Directive:
Can you rewrite the records with "cross-sectional elevation" changed to "sectional side view" and everything else kept the same? Leave the pictures out of your answer.

Collected data entries
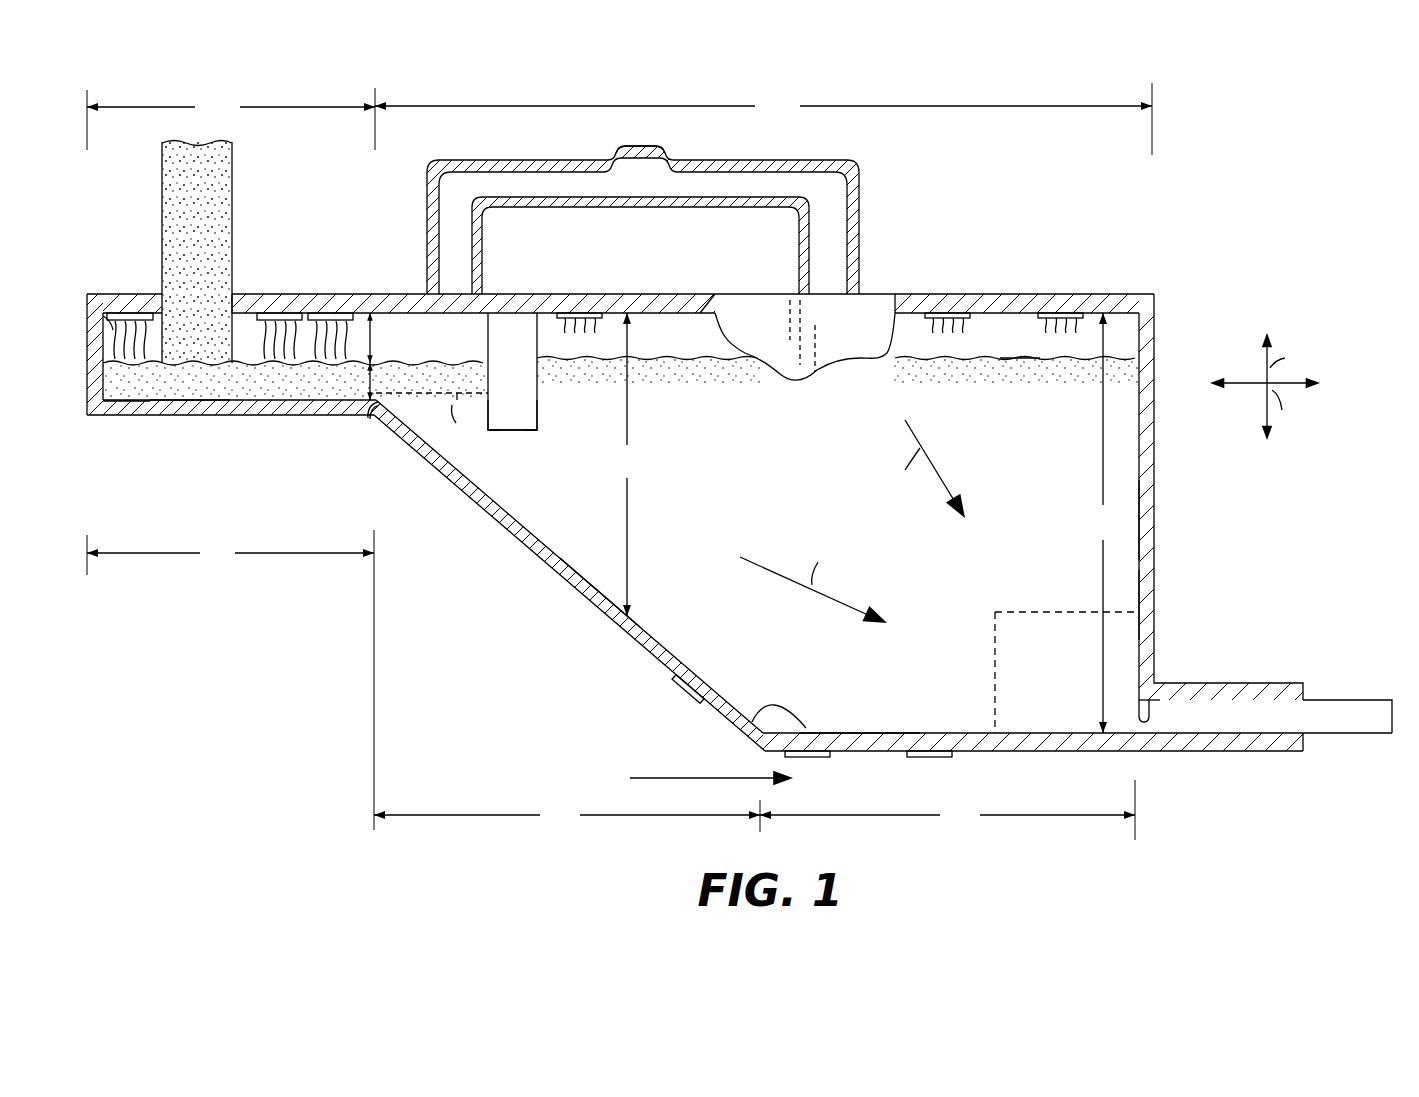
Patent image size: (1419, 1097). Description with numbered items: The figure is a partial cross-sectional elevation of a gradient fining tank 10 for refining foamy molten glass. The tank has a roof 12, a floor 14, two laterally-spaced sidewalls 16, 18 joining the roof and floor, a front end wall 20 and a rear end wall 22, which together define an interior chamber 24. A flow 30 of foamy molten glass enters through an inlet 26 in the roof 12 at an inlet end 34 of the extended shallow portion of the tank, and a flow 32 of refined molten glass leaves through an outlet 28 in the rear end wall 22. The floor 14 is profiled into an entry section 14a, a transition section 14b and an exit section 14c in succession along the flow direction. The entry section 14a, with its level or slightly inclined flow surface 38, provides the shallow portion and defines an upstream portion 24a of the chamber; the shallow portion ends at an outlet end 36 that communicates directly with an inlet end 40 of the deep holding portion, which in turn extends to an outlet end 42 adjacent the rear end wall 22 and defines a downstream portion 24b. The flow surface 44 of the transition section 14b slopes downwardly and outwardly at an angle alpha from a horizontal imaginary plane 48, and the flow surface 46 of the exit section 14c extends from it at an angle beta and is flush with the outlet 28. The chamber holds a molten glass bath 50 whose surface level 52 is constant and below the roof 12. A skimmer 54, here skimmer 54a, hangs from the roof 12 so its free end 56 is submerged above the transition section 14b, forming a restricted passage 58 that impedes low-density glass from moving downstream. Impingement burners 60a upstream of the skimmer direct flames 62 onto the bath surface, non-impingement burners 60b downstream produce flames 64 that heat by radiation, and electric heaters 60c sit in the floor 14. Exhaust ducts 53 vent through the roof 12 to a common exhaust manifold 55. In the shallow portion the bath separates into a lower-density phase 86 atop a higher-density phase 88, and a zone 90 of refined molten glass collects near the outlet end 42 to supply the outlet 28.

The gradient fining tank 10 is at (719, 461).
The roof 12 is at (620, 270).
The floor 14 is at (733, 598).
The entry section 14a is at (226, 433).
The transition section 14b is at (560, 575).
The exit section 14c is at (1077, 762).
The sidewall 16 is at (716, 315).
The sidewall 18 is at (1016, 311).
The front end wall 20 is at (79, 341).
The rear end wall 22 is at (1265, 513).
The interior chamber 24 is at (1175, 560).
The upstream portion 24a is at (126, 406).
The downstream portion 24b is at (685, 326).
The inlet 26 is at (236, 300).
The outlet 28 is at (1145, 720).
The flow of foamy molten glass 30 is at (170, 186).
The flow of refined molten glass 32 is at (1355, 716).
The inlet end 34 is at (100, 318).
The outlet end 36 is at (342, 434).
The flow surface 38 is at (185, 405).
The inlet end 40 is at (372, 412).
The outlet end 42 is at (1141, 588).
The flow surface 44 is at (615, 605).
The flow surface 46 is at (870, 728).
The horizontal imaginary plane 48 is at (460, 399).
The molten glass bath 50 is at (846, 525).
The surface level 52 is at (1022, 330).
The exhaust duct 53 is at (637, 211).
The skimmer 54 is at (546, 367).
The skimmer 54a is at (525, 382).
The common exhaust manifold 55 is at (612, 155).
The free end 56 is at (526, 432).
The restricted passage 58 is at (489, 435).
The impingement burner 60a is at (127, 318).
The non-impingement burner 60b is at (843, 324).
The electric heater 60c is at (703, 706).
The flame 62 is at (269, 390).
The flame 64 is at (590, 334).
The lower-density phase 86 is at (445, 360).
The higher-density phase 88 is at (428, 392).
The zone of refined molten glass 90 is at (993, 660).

Result of the task:
Patent image size: (1419, 1097). Description with numbered items: The figure is a partial sectional side view of a gradient fining tank 10 for refining foamy molten glass. The tank has a roof 12, a floor 14, two laterally-spaced sidewalls 16, 18 joining the roof and floor, a front end wall 20 and a rear end wall 22, which together define an interior chamber 24. A flow 30 of foamy molten glass enters through an inlet 26 in the roof 12 at an inlet end 34 of the extended shallow portion of the tank, and a flow 32 of refined molten glass leaves through an outlet 28 in the rear end wall 22. The floor 14 is profiled into an entry section 14a, a transition section 14b and an exit section 14c in succession along the flow direction. The entry section 14a, with its level or slightly inclined flow surface 38, provides the shallow portion and defines an upstream portion 24a of the chamber; the shallow portion ends at an outlet end 36 that communicates directly with an inlet end 40 of the deep holding portion, which in turn extends to an outlet end 42 adjacent the rear end wall 22 and defines a downstream portion 24b. The flow surface 44 of the transition section 14b slopes downwardly and outwardly at an angle alpha from a horizontal imaginary plane 48, and the flow surface 46 of the exit section 14c extends from it at an angle beta and is flush with the outlet 28. The chamber holds a molten glass bath 50 whose surface level 52 is constant and below the roof 12. A skimmer 54, here skimmer 54a, hangs from the roof 12 so its free end 56 is submerged above the transition section 14b, forming a restricted passage 58 that impedes low-density glass from moving downstream. Impingement burners 60a upstream of the skimmer direct flames 62 onto the bath surface, non-impingement burners 60b downstream produce flames 64 that heat by radiation, and electric heaters 60c sit in the floor 14. Exhaust ducts 53 vent through the roof 12 to a common exhaust manifold 55. In the shallow portion the bath separates into a lower-density phase 86 atop a higher-density phase 88, and a zone 90 of refined molten glass collects near the outlet end 42 to supply the outlet 28.

The gradient fining tank 10 is at (719, 461).
The roof 12 is at (620, 270).
The floor 14 is at (733, 598).
The entry section 14a is at (226, 433).
The transition section 14b is at (560, 575).
The exit section 14c is at (1077, 762).
The sidewall 16 is at (716, 315).
The sidewall 18 is at (1016, 311).
The front end wall 20 is at (79, 341).
The rear end wall 22 is at (1265, 513).
The interior chamber 24 is at (1175, 560).
The upstream portion 24a is at (126, 406).
The downstream portion 24b is at (685, 326).
The inlet 26 is at (236, 300).
The outlet 28 is at (1145, 720).
The flow of foamy molten glass 30 is at (170, 186).
The flow of refined molten glass 32 is at (1355, 716).
The inlet end 34 is at (100, 318).
The outlet end 36 is at (342, 434).
The flow surface 38 is at (185, 405).
The inlet end 40 is at (372, 412).
The outlet end 42 is at (1141, 588).
The flow surface 44 is at (615, 605).
The flow surface 46 is at (870, 728).
The horizontal imaginary plane 48 is at (460, 399).
The molten glass bath 50 is at (846, 525).
The surface level 52 is at (1022, 330).
The exhaust duct 53 is at (637, 211).
The skimmer 54 is at (546, 367).
The skimmer 54a is at (525, 382).
The common exhaust manifold 55 is at (612, 155).
The free end 56 is at (526, 432).
The restricted passage 58 is at (489, 435).
The impingement burner 60a is at (127, 318).
The non-impingement burner 60b is at (843, 324).
The electric heater 60c is at (703, 706).
The flame 62 is at (269, 390).
The flame 64 is at (590, 334).
The lower-density phase 86 is at (445, 360).
The higher-density phase 88 is at (428, 392).
The zone of refined molten glass 90 is at (993, 660).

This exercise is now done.